What we find in Genesis 1 is a sequential creation narrative.  It begins with the making of waters.  These waters are divided, and land appears.  Then God puts plants and animals on the earth and in the seas.  In each step (every 24-hour day) God issues a kingly decree: “Let the…(complete an action)…”  The Creator is building layers into His creation.  Finally, we arrive at the second part of Day Six and God now speaks differently.  First, we read what seems to be an intra-Trinitarian communication, “Let Us make…in Our image, after Our likeness.”  I completely reject any scenario which involves angels in the creation of man.  This is not a “Divine Council.”  God did not need the angels to create anything else in the first five days – indeed, it is probable that the angels themselves had just been created, and they certainly weren’t required for the culminating events of Day 6.  No, the three Persons of the Godhead were involved here. 

We see here that God makes man and then speaks directly to him; something He did not do in the previous days of creation week.  This produces the impression that the creation of man was the apex of God’s activity in Genesis 1.  Finally, God’s address to man included handing the responsibility of dominion to him over the rest of creation.

Genesis 2 & 3 and Hermeneutics

The account of the creation of Adam and Eve in Genesis 2 is not a second creation story.  It is a theological retelling of what occurred on the sixth day.  Indeed, it very well could be that God’s forming of the garden in Eden and placing Adam in the Garden (Gen. 2:8) happened latter on Day Six.  That is not my concern here.  My concern is that Adam as he came from the hand of his Creator was a responsible being who could choose to obey or disobey God.  God gives a prohibition to Adam in Genesis 2 which acts as a test with the potential to deepen the Creator/creature relationship.  This potential was never realized.  Genesis 3 records the Fall and its dire consequences.

• _Data records_:
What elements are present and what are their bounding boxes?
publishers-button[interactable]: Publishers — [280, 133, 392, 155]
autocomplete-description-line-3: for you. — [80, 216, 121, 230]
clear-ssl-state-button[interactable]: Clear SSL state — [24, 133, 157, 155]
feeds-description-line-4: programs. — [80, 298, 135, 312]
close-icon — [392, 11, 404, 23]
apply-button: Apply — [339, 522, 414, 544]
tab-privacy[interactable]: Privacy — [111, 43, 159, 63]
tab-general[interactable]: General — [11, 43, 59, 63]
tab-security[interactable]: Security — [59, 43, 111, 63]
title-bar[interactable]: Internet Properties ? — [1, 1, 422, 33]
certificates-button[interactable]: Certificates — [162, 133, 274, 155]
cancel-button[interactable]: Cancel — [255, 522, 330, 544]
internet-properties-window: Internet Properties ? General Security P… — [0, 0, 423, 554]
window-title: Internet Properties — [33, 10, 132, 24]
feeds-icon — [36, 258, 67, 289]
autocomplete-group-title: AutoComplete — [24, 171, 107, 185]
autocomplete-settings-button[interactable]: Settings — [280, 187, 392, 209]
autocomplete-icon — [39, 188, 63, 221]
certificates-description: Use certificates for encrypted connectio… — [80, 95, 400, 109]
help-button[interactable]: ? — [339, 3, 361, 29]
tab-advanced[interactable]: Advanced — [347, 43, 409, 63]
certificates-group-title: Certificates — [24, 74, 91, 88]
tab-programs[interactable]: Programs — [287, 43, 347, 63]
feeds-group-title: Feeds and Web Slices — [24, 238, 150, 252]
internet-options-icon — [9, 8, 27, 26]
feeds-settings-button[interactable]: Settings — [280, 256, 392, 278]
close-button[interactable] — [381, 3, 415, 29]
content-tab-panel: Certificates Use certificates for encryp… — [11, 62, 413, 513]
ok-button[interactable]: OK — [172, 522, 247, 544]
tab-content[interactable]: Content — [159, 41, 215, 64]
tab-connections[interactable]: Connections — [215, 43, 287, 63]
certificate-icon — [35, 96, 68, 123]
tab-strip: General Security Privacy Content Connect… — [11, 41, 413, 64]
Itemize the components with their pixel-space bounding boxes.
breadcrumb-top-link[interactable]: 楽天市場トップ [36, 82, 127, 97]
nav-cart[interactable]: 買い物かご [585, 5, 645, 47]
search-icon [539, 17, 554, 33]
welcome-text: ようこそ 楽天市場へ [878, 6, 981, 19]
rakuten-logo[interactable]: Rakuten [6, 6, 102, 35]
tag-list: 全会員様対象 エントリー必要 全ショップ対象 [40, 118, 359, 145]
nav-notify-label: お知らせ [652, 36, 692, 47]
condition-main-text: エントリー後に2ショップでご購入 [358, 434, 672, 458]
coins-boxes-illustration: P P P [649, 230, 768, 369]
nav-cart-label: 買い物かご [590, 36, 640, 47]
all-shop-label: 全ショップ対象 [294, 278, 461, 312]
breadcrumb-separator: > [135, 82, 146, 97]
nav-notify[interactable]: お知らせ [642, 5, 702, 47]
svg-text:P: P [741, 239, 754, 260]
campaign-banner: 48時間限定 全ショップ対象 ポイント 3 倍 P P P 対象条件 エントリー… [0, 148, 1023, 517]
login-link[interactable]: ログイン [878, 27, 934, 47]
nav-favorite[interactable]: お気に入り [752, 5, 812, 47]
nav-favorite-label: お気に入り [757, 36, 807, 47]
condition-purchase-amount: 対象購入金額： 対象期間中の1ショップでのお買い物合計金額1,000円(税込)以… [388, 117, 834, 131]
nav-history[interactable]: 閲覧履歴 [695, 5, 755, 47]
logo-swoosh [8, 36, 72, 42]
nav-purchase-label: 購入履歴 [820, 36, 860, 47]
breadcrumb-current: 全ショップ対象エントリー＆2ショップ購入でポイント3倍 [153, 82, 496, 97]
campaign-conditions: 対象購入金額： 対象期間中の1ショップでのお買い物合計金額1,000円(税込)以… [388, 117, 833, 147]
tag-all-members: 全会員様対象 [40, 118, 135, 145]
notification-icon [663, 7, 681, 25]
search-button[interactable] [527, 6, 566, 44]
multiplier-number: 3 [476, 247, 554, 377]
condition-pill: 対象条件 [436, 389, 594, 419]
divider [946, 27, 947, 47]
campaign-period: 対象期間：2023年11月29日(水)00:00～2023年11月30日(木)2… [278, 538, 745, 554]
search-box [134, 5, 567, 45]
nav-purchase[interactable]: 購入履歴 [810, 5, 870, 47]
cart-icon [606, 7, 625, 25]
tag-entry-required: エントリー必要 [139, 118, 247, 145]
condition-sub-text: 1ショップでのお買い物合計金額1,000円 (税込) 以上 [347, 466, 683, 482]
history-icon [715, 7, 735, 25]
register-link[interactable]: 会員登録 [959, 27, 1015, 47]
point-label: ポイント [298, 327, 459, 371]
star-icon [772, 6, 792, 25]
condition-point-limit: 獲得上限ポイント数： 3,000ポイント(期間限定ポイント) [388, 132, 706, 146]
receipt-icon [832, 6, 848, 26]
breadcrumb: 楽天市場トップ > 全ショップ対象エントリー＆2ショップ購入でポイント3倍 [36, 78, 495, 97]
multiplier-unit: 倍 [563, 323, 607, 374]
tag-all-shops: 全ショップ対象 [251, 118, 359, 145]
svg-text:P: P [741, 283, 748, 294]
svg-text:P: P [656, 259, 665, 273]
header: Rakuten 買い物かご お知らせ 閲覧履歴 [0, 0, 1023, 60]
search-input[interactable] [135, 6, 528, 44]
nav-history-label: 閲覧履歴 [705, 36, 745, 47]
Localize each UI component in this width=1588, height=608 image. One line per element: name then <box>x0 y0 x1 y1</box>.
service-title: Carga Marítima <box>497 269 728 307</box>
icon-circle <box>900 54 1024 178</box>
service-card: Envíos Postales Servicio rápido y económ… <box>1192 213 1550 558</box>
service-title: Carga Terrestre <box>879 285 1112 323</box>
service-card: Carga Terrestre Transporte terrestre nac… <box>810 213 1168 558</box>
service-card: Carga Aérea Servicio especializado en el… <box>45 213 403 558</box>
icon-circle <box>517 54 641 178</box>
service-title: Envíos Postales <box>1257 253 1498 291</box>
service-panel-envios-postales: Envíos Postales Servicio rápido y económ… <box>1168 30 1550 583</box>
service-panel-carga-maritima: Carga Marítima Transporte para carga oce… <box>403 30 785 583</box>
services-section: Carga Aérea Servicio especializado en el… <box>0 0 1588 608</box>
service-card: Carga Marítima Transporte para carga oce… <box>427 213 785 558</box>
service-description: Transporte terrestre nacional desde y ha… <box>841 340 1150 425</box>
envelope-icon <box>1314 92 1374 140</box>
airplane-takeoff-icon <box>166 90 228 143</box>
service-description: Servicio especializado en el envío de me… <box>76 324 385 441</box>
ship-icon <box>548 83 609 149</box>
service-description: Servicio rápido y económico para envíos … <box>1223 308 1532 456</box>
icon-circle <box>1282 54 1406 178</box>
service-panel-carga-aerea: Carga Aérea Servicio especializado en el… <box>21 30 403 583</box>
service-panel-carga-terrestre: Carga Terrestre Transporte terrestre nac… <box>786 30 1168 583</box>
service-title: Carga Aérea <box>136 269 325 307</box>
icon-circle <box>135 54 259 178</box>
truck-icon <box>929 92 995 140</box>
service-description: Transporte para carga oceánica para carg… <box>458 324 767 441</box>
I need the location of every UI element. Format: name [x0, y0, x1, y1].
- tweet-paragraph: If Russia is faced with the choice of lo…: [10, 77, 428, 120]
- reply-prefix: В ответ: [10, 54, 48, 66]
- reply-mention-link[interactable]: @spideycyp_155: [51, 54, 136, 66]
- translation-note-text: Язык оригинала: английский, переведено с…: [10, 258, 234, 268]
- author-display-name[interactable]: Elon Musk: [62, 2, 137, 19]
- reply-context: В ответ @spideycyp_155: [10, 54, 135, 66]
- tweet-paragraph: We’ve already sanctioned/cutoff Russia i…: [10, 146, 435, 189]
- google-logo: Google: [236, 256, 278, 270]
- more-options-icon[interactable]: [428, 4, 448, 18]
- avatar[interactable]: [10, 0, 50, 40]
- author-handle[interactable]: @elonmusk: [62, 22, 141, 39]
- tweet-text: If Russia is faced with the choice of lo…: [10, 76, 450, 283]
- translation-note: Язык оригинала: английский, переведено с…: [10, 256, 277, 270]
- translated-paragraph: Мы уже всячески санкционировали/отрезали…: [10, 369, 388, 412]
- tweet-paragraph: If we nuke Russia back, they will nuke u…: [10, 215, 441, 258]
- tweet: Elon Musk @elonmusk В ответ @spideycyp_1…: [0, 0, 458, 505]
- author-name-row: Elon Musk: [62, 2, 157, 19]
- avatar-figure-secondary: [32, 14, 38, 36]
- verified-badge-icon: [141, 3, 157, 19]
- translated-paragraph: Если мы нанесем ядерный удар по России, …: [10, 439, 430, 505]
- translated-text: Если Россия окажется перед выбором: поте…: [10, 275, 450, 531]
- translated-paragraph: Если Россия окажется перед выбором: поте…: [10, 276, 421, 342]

• _Required action_: Return the Genesis creation text verbatim, starting with "The account of" and going on through "its dire consequences.". The data comes from a source unrelated to the Genesis creation text.

• _Answer section_:
The account of the creation of Adam and Eve in Genesis 2 is not a second creation story.  It is a theological retelling of what occurred on the sixth day.  Indeed, it very well could be that God’s forming of the garden in Eden and placing Adam in the Garden (Gen. 2:8) happened latter on Day Six.  That is not my concern here.  My concern is that Adam as he came from the hand of his Creator was a responsible being who could choose to obey or disobey God.  God gives a prohibition to Adam in Genesis 2 which acts as a test with the potential to deepen the Creator/creature relationship.  This potential was never realized.  Genesis 3 records the Fall and its dire consequences.